--- Begin Document segment ---
Tuesday, October 30, 2012

18

I’m eighteen and it’s early summer, steamy hot, and 1974. The Eagles are scheduled to perform at the state fairgrounds, an outside concert. I tell my boyfriend *Ricky, I want to go. He wants to go, too. His parents are out of town and he decides to “borrow” their pickup camper so we can be there the night before. Ricky’s best friend *Billy wants to go.
 
I’m the only one with a real job, so I contribute gas and buy some of the food. Billy also brings food. We arrive at the fairgrounds late afternoon where I see mostly pup tents, vans and people prepared to sleep under the stars. My boyfriend is nervous about using his parent’s camper and announces that we can’t use the camper bathroom; we cannot leave any evidence that we’ve used the camper. I’m not a happy camper about this decision.
The boys and I sit inside for a couple of hours talking until they decide to use the campground restrooms. I wait for them outside and watch hundreds of people morph into a thousand people, mostly under the age of thirty. Day is turning to night. Campfires light the grounds. When the boys return, we stay outside to talk and watch our new world unfold and the camp’s dynamics change.
“I’m going to the bathroom before it gets any darker,” I say. Neither boy offers to escort me. I go alone.
--- End Document segment ---
* _Given instruction 1_: Rewrite the passage from the concert essay between "I’m eighteen and" and "wants to go.", inclusive, swapping "state fairgrounds" for "county fairgrounds".
The text and the records have no connection to each other.
--- Begin Entries provided ---
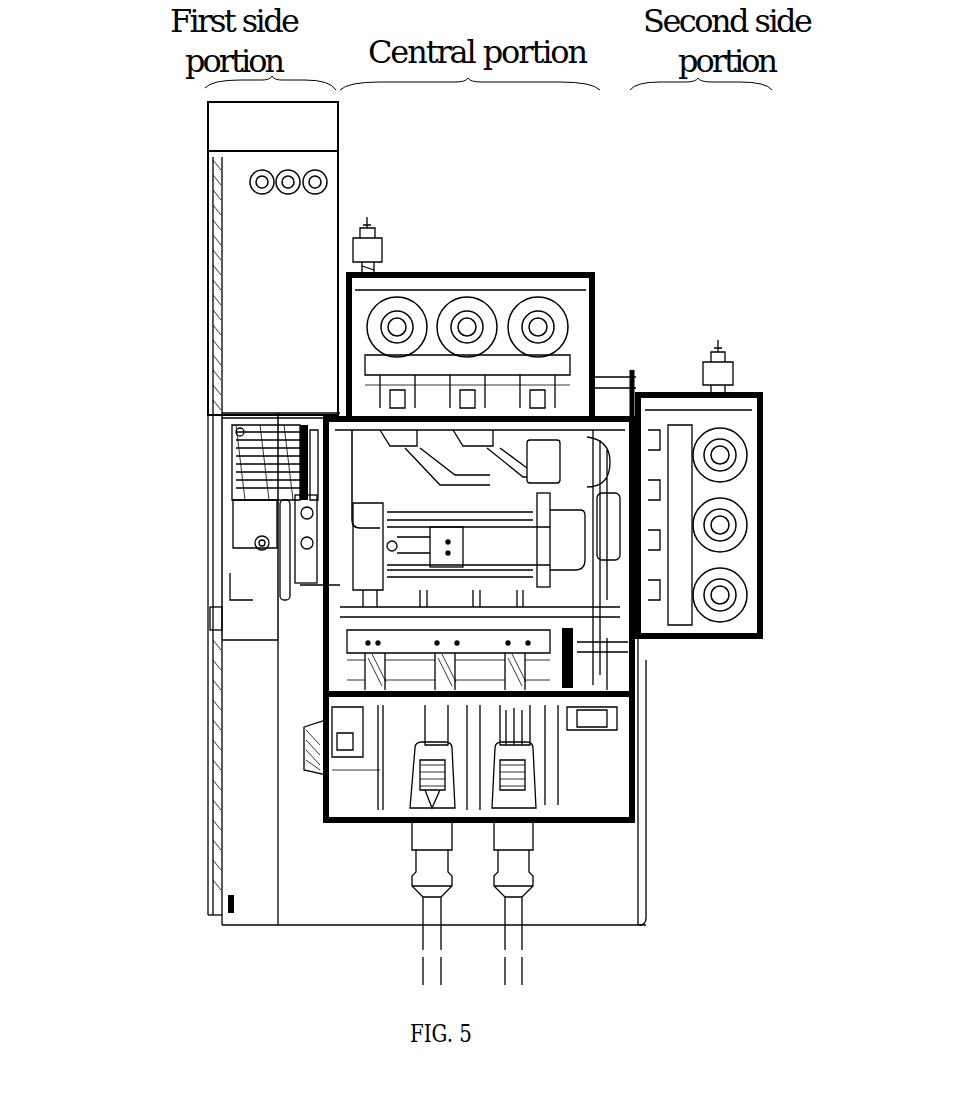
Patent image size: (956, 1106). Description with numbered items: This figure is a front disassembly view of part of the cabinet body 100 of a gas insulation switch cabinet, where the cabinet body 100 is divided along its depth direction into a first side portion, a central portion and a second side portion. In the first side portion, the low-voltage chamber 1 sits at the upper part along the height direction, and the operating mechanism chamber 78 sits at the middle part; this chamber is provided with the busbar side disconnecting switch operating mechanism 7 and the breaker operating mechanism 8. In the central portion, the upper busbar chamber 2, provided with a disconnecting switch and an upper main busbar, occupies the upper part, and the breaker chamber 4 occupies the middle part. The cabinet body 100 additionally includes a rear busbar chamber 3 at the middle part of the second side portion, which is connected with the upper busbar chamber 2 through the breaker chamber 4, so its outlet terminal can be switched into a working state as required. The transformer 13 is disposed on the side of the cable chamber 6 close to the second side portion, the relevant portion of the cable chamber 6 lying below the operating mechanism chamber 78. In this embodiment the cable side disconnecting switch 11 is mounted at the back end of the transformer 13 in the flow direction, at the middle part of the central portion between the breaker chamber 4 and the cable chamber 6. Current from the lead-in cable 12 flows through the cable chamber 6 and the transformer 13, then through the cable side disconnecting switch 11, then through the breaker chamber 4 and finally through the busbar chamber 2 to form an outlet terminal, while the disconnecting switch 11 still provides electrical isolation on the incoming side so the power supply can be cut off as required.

The cabinet body 100 is at (180, 212).
The low-voltage chamber 1 is at (282, 300).
The busbar chamber 2 is at (508, 275).
The rear busbar chamber 3 is at (747, 385).
The breaker chamber 4 is at (597, 548).
The cable chamber 6 is at (603, 835).
The busbar side disconnecting switch operating mechanism 7 is at (280, 432).
The breaker operating mechanism 8 is at (262, 553).
The operating mechanism chamber 78 is at (252, 622).
The cable side disconnecting switch 11 is at (525, 652).
The lead-in cable 12 is at (428, 890).
The transformer 13 is at (532, 744).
--- End Entries provided ---
* _Given instruction 2_: Show every line of the records that contains the word "transformer", matching case exactly.

* _Correct output 1_:
I’m eighteen and it’s early summer, steamy hot, and 1974. The Eagles are scheduled to perform at the county fairgrounds, an outside concert. I tell my boyfriend *Ricky, I want to go. He wants to go, too. His parents are out of town and he decides to “borrow” their pickup camper so we can be there the night before. Ricky’s best friend *Billy wants to go.

* _Correct output 2_:
Patent image size: (956, 1106). Description with numbered items: This figure is a front disassembly view of part of the cabinet body 100 of a gas insulation switch cabinet, where the cabinet body 100 is divided along its depth direction into a first side portion, a central portion and a second side portion. In the first side portion, the low-voltage chamber 1 sits at the upper part along the height direction, and the operating mechanism chamber 78 sits at the middle part; this chamber is provided with the busbar side disconnecting switch operating mechanism 7 and the breaker operating mechanism 8. In the central portion, the upper busbar chamber 2, provided with a disconnecting switch and an upper main busbar, occupies the upper part, and the breaker chamber 4 occupies the middle part. The cabinet body 100 additionally includes a rear busbar chamber 3 at the middle part of the second side portion, which is connected with the upper busbar chamber 2 through the breaker chamber 4, so its outlet terminal can be switched into a working state as required. The transformer 13 is disposed on the side of the cable chamber 6 close to the second side portion, the relevant portion of the cable chamber 6 lying below the operating mechanism chamber 78. In this embodiment the cable side disconnecting switch 11 is mounted at the back end of the transformer 13 in the flow direction, at the middle part of the central portion between the breaker chamber 4 and the cable chamber 6. Current from the lead-in cable 12 flows through the cable chamber 6 and the transformer 13, then through the cable side disconnecting switch 11, then through the breaker chamber 4 and finally through the busbar chamber 2 to form an outlet terminal, while the disconnecting switch 11 still provides electrical isolation on the incoming side so the power supply can be cut off as required.
The transformer 13 is at (532, 744).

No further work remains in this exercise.